start Data for this task

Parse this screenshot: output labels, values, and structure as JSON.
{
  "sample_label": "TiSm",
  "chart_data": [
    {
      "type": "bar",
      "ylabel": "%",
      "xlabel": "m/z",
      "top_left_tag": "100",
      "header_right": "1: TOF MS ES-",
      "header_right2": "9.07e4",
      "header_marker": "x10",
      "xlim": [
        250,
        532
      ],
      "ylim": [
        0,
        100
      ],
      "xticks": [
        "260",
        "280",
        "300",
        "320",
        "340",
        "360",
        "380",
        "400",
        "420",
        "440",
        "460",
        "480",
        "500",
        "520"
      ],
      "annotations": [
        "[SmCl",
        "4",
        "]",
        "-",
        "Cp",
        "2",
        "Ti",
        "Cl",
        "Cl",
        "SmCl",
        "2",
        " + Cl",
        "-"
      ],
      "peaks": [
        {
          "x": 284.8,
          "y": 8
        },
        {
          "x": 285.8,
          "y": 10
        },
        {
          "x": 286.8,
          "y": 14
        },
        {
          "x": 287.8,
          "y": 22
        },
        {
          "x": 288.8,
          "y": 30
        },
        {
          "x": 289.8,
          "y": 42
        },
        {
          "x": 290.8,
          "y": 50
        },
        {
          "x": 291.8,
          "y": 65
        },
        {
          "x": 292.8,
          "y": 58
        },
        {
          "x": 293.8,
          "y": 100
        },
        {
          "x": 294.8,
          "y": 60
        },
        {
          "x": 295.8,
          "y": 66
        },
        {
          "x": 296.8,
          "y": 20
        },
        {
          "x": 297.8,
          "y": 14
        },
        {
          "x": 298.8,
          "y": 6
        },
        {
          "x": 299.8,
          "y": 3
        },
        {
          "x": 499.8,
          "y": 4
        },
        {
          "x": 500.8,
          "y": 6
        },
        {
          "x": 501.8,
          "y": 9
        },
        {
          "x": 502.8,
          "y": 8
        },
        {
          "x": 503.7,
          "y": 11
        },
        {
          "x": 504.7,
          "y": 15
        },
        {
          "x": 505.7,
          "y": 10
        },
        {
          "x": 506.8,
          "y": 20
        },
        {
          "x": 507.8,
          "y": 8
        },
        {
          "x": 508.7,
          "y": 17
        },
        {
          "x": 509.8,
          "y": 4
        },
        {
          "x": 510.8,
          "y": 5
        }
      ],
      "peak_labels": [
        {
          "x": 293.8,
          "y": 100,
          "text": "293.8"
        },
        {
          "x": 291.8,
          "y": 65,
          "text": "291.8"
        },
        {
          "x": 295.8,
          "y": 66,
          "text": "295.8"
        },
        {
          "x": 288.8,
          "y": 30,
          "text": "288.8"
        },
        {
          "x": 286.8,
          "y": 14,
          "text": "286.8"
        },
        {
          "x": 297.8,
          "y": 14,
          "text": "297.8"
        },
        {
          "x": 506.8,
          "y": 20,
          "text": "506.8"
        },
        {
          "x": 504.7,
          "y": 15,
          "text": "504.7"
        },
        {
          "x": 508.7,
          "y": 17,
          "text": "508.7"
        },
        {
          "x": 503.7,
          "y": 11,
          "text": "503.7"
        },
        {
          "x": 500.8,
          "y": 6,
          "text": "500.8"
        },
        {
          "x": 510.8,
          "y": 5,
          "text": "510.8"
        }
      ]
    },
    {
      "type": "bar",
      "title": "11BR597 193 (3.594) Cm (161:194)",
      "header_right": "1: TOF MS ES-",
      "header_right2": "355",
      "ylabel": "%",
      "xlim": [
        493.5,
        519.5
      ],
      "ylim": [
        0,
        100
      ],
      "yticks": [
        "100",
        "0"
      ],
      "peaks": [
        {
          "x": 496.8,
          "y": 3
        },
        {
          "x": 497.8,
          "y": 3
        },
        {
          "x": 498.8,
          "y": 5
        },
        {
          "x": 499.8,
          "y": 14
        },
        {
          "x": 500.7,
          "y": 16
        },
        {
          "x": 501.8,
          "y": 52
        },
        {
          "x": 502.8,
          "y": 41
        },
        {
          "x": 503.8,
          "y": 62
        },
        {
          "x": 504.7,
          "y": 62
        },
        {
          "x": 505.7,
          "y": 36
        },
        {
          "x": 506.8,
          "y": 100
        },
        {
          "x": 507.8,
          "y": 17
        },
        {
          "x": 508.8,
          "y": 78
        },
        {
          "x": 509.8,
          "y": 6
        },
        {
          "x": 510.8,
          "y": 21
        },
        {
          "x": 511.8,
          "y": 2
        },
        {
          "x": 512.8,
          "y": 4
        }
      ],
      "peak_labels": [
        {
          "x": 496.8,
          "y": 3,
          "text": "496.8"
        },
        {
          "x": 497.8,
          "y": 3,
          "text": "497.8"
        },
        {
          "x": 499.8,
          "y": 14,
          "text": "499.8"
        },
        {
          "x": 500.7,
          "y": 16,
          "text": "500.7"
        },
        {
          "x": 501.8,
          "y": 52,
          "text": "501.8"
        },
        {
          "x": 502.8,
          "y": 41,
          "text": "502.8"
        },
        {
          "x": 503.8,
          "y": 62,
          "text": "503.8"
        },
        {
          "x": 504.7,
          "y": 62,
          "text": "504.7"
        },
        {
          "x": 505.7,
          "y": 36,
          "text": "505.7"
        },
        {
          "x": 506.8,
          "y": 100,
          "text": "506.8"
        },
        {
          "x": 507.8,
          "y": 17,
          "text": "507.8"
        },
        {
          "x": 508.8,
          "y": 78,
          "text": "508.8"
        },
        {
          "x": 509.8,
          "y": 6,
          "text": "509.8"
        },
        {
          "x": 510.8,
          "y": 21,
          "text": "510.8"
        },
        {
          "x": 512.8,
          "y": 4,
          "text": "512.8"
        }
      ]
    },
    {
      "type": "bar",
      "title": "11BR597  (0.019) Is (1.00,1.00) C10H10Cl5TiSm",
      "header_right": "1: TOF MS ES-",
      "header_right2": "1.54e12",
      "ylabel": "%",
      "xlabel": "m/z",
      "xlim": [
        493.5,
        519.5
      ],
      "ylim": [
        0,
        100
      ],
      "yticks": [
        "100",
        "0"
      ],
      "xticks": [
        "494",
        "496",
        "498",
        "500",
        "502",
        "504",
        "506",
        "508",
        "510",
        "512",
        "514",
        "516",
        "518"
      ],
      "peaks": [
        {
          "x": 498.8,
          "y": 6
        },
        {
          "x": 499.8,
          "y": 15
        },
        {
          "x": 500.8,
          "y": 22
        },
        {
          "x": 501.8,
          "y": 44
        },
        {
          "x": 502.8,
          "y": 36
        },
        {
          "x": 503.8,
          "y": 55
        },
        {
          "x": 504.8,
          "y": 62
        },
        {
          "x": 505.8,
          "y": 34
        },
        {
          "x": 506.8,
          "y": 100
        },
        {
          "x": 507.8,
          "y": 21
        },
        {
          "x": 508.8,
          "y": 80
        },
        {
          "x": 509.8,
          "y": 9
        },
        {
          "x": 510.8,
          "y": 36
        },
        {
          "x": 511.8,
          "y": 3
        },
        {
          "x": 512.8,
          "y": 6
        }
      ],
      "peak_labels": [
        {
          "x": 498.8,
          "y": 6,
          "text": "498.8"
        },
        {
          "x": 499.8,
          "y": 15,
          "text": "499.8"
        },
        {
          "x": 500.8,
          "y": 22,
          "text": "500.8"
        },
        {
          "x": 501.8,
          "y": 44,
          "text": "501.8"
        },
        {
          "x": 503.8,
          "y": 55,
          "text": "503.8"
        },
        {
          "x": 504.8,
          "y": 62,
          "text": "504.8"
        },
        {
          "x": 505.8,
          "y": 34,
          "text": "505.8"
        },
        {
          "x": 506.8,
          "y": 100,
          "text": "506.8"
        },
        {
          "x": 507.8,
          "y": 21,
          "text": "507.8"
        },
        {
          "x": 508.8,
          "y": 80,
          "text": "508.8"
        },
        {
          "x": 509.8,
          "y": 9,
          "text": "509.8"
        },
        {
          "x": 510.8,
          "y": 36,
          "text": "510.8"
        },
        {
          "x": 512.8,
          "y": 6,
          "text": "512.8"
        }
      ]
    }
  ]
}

end Data for this task

What you need to do
Each line of the material above either contains the word "title" or does not; state how many do, and nothing else.

Answer below
2